* _Work instructions_: Find all lines in the listing that include the word "Unterschreiben", then copy them.

* _Given data_:
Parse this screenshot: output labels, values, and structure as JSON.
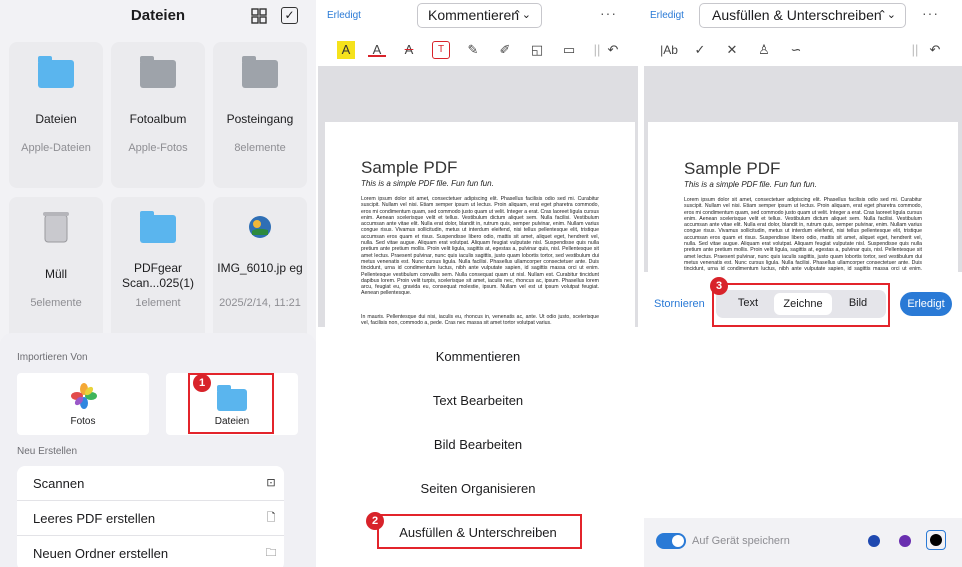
{
  "panel1": {
    "title": "Dateien",
    "tiles": [
      {
        "name": "Dateien",
        "sub": "Apple-Dateien"
      },
      {
        "name": "Fotoalbum",
        "sub": "Apple-Fotos"
      },
      {
        "name": "Posteingang",
        "sub": "8elemente"
      },
      {
        "name": "Müll",
        "sub": "5elemente"
      },
      {
        "name": "PDFgear Scan...025(1)",
        "sub": "1element"
      },
      {
        "name": "IMG_6010.jp eg",
        "sub": "2025/2/14, 11:21"
      }
    ],
    "import_label": "Importieren Von",
    "import_fotos": "Fotos",
    "import_dateien": "Dateien",
    "new_label": "Neu Erstellen",
    "list": [
      "Scannen",
      "Leeres PDF erstellen",
      "Neuen Ordner erstellen"
    ],
    "badge": "1"
  },
  "panel2": {
    "done": "Erledigt",
    "mode": "Kommentieren",
    "more": "···",
    "doc_title": "Sample PDF",
    "doc_sub": "This is a simple PDF file. Fun fun fun.",
    "doc_body": "Lorem ipsum dolor sit amet, consectetuer adipiscing elit. Phasellus facilisis odio sed mi. Curabitur suscipit. Nullam vel nisi. Etiam semper ipsum ut lectus. Proin aliquam, erat eget pharetra commodo, eros mi condimentum quam, sed commodo justo quam ut velit. Integer a erat. Cras laoreet ligula cursus enim. Aenean scelerisque velit et tellus. Vestibulum dictum aliquet sem. Nulla facilisi. Vestibulum accumsan ante vitae elit. Nulla erat dolor, blandit in, rutrum quis, semper pulvinar, enim. Nullam varius congue risus. Vivamus sollicitudin, metus ut interdum eleifend, nisi tellus pellentesque elit, tristique accumsan eros quam et risus. Suspendisse libero odio, mattis sit amet, aliquet eget, hendrerit vel, nulla. Sed vitae augue. Aliquam erat volutpat. Aliquam feugiat vulputate nisl. Suspendisse quis nulla pretium ante pretium mollis. Proin velit ligula, sagittis at, egestas a, pulvinar quis, nisl. Pellentesque sit amet lectus. Praesent pulvinar, nunc quis iaculis sagittis, justo quam lobortis tortor, sed vestibulum dui metus venenatis est. Nunc cursus ligula. Nulla facilisi. Phasellus ullamcorper consectetuer ante. Duis tincidunt, urna id condimentum luctus, nibh ante vulputate sapien, id sagittis massa orci ut enim. Pellentesque vestibulum convallis sem. Nulla consequat quam ut nisl. Nullam est. Curabitur tincidunt dapibus lorem. Proin velit turpis, scelerisque sit amet, iaculis nec, rhoncus ac, ipsum. Phasellus lorem arcu, feugiat eu, gravida eu, consequat molestie, ipsum. Nullam vel est ut ipsum volutpat feugiat. Aenean pellentesque.",
    "doc_body2": "In mauris. Pellentesque dui nisi, iaculis eu, rhoncus in, venenatis ac, ante. Ut odio justo, scelerisque vel, facilisis non, commodo a, pede. Cras nec massa sit amet tortor volutpat varius.",
    "menu": [
      "Kommentieren",
      "Text Bearbeiten",
      "Bild Bearbeiten",
      "Seiten Organisieren",
      "Ausfüllen & Unterschreiben"
    ],
    "badge": "2"
  },
  "panel3": {
    "done": "Erledigt",
    "mode": "Ausfüllen & Unterschreiben",
    "more": "···",
    "tool_text": "|Ab",
    "doc_title": "Sample PDF",
    "doc_sub": "This is a simple PDF file. Fun fun fun.",
    "cancel": "Stornieren",
    "seg": [
      "Text",
      "Zeichne",
      "Bild"
    ],
    "done_btn": "Erledigt",
    "save_label": "Auf Gerät speichern",
    "badge": "3",
    "colors": [
      "#1f49b0",
      "#6a2fb0",
      "#000000"
    ]
  }
}
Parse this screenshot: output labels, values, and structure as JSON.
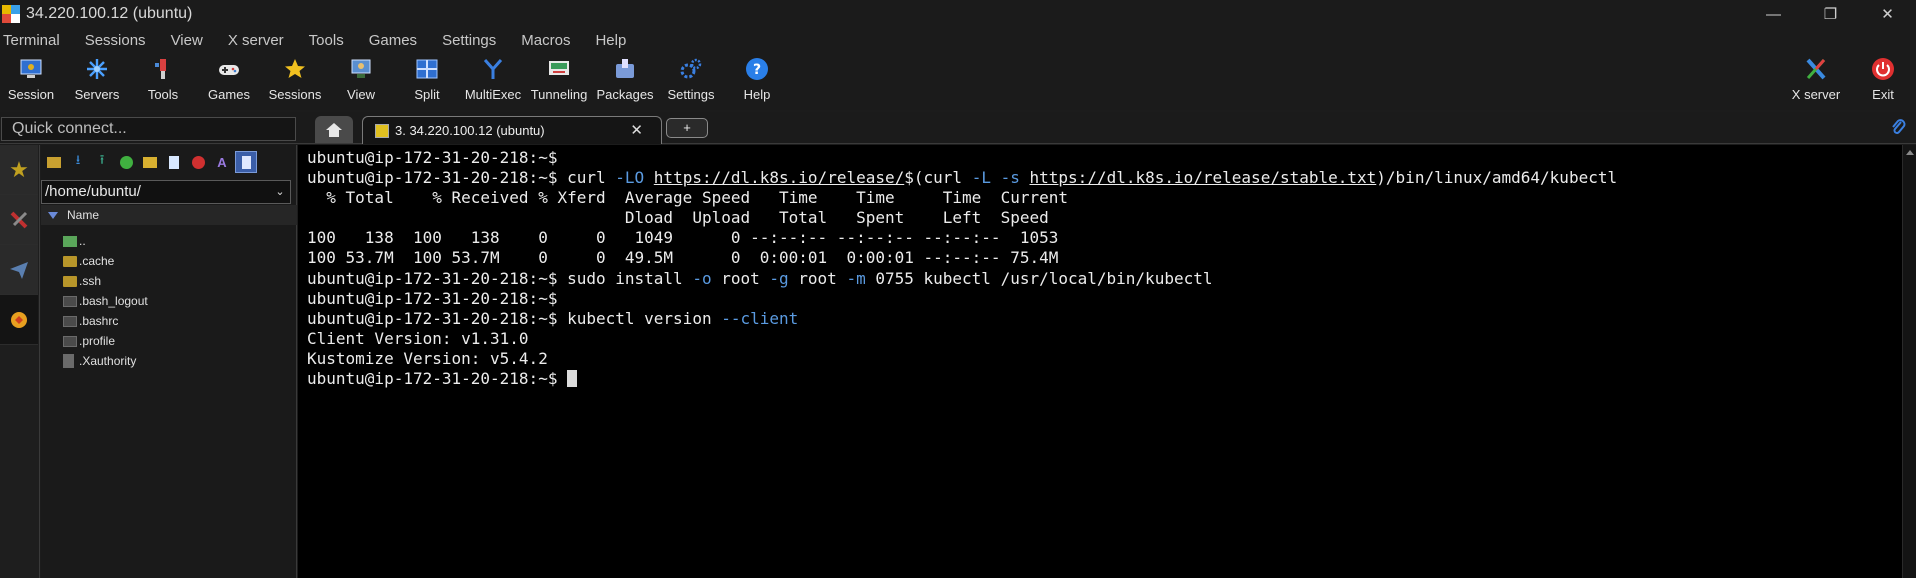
{
  "window": {
    "title": "34.220.100.12 (ubuntu)",
    "controls": [
      "—",
      "❐",
      "✕"
    ]
  },
  "menu": [
    "Terminal",
    "Sessions",
    "View",
    "X server",
    "Tools",
    "Games",
    "Settings",
    "Macros",
    "Help"
  ],
  "toolbar": {
    "left": [
      {
        "label": "Session",
        "icon": "session-icon"
      },
      {
        "label": "Servers",
        "icon": "servers-icon"
      },
      {
        "label": "Tools",
        "icon": "tools-icon"
      },
      {
        "label": "Games",
        "icon": "games-icon"
      },
      {
        "label": "Sessions",
        "icon": "star-icon"
      },
      {
        "label": "View",
        "icon": "view-icon"
      },
      {
        "label": "Split",
        "icon": "split-icon"
      },
      {
        "label": "MultiExec",
        "icon": "multiexec-icon"
      },
      {
        "label": "Tunneling",
        "icon": "tunneling-icon"
      },
      {
        "label": "Packages",
        "icon": "packages-icon"
      },
      {
        "label": "Settings",
        "icon": "settings-icon"
      },
      {
        "label": "Help",
        "icon": "help-icon"
      }
    ],
    "right": [
      {
        "label": "X server",
        "icon": "x-server-icon"
      },
      {
        "label": "Exit",
        "icon": "power-icon"
      }
    ]
  },
  "quick_connect": {
    "placeholder": "Quick connect..."
  },
  "tabs": {
    "session_tab_label": "3. 34.220.100.12 (ubuntu)",
    "close_glyph": "✕",
    "new_tab_glyph": "+"
  },
  "sidebar": {
    "path": "/home/ubuntu/",
    "column_name": "Name",
    "files": [
      {
        "name": "..",
        "type": "up"
      },
      {
        "name": ".cache",
        "type": "folder"
      },
      {
        "name": ".ssh",
        "type": "folder"
      },
      {
        "name": ".bash_logout",
        "type": "doc"
      },
      {
        "name": ".bashrc",
        "type": "doc"
      },
      {
        "name": ".profile",
        "type": "doc"
      },
      {
        "name": ".Xauthority",
        "type": "page"
      }
    ]
  },
  "terminal": {
    "prompt": "ubuntu@ip-172-31-20-218:~$",
    "lines": [
      {
        "prompt": "ubuntu@ip-172-31-20-218:~$",
        "cmd": ""
      },
      {
        "prompt": "ubuntu@ip-172-31-20-218:~$",
        "parts": [
          {
            "t": " curl "
          },
          {
            "t": "-LO",
            "c": "opt"
          },
          {
            "t": " "
          },
          {
            "t": "https://dl.k8s.io/release/",
            "c": "u"
          },
          {
            "t": "$(curl "
          },
          {
            "t": "-L",
            "c": "opt"
          },
          {
            "t": " "
          },
          {
            "t": "-s",
            "c": "opt"
          },
          {
            "t": " "
          },
          {
            "t": "https://dl.k8s.io/release/stable.txt",
            "c": "u"
          },
          {
            "t": ")/bin/linux/amd64/kubectl"
          }
        ]
      },
      {
        "text": "  % Total    % Received % Xferd  Average Speed   Time    Time     Time  Current"
      },
      {
        "text": "                                 Dload  Upload   Total   Spent    Left  Speed"
      },
      {
        "text": "100   138  100   138    0     0   1049      0 --:--:-- --:--:-- --:--:--  1053"
      },
      {
        "text": "100 53.7M  100 53.7M    0     0  49.5M      0  0:00:01  0:00:01 --:--:-- 75.4M"
      },
      {
        "prompt": "ubuntu@ip-172-31-20-218:~$",
        "parts": [
          {
            "t": " sudo install "
          },
          {
            "t": "-o",
            "c": "opt"
          },
          {
            "t": " root "
          },
          {
            "t": "-g",
            "c": "opt"
          },
          {
            "t": " root "
          },
          {
            "t": "-m",
            "c": "opt"
          },
          {
            "t": " 0755 kubectl /usr/local/bin/kubectl"
          }
        ]
      },
      {
        "prompt": "ubuntu@ip-172-31-20-218:~$",
        "cmd": ""
      },
      {
        "prompt": "ubuntu@ip-172-31-20-218:~$",
        "parts": [
          {
            "t": " kubectl version "
          },
          {
            "t": "--client",
            "c": "opt"
          }
        ]
      },
      {
        "text": "Client Version: v1.31.0"
      },
      {
        "text": "Kustomize Version: v5.4.2"
      },
      {
        "prompt": "ubuntu@ip-172-31-20-218:~$",
        "cursor": true
      }
    ]
  },
  "colors": {
    "background": "#1c1c1c",
    "terminal_bg": "#000000",
    "option_blue": "#5a9ae0",
    "accent_blue": "#3b5ea8"
  }
}
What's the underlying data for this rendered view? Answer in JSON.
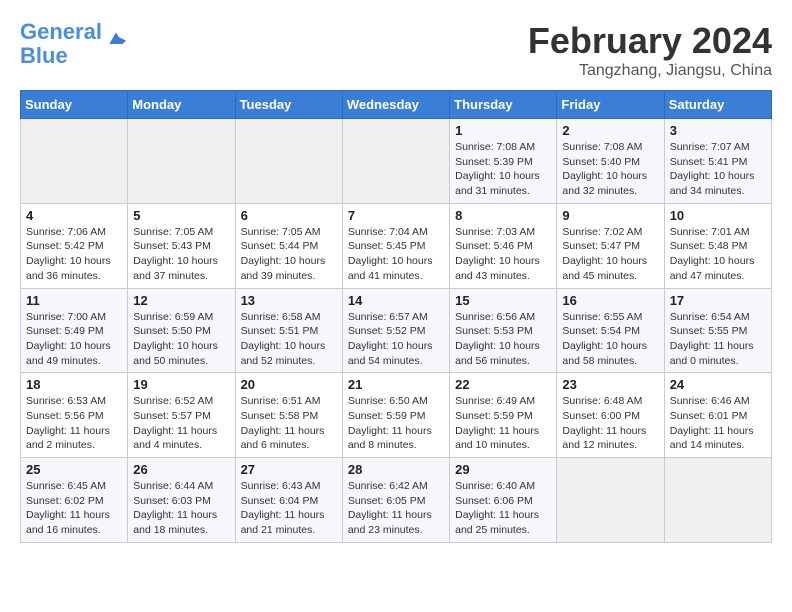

* _Answer to this task_:
      "Ausfüllen & Unterschreiben"
    "mode": "Ausfüllen & Unterschreiben",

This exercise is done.